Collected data
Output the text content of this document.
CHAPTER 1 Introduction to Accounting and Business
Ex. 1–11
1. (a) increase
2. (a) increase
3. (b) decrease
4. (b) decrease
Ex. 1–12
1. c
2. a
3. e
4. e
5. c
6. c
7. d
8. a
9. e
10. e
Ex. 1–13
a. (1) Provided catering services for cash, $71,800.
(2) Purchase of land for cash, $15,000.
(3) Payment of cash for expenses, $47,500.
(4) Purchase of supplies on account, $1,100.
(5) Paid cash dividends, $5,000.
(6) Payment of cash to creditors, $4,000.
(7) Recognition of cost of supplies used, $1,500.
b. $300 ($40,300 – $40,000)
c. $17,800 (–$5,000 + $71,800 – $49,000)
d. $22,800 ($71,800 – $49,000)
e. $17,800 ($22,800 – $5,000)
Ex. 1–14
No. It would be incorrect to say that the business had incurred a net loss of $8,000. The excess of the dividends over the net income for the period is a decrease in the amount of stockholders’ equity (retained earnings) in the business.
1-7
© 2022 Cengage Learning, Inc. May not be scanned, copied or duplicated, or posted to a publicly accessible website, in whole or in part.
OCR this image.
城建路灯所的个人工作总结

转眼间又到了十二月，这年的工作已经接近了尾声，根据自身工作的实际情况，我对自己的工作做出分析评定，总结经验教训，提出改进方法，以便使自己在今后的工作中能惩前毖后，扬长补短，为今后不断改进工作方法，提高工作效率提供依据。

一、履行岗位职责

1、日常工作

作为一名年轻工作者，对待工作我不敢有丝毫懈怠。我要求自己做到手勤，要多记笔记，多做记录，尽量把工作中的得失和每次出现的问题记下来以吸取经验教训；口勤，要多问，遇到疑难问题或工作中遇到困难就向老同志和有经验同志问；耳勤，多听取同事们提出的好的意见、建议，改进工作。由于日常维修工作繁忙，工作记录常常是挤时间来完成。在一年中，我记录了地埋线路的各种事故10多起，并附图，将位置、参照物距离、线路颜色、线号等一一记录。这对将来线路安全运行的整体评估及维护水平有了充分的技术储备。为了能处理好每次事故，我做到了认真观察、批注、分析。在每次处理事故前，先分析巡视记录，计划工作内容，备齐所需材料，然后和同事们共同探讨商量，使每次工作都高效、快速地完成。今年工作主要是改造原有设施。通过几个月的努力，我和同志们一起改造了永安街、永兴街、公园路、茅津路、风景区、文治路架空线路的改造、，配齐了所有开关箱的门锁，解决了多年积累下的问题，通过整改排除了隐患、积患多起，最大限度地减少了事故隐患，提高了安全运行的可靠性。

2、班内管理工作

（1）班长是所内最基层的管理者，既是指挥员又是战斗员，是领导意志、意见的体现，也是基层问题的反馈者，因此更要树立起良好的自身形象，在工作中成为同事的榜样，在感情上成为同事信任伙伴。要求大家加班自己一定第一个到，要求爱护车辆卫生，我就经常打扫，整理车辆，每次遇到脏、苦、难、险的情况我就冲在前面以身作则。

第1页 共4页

* Objective *
Return every line in the listing that contains the word "this".

* Exercise output *
Output the text content of this document.
OCR this image.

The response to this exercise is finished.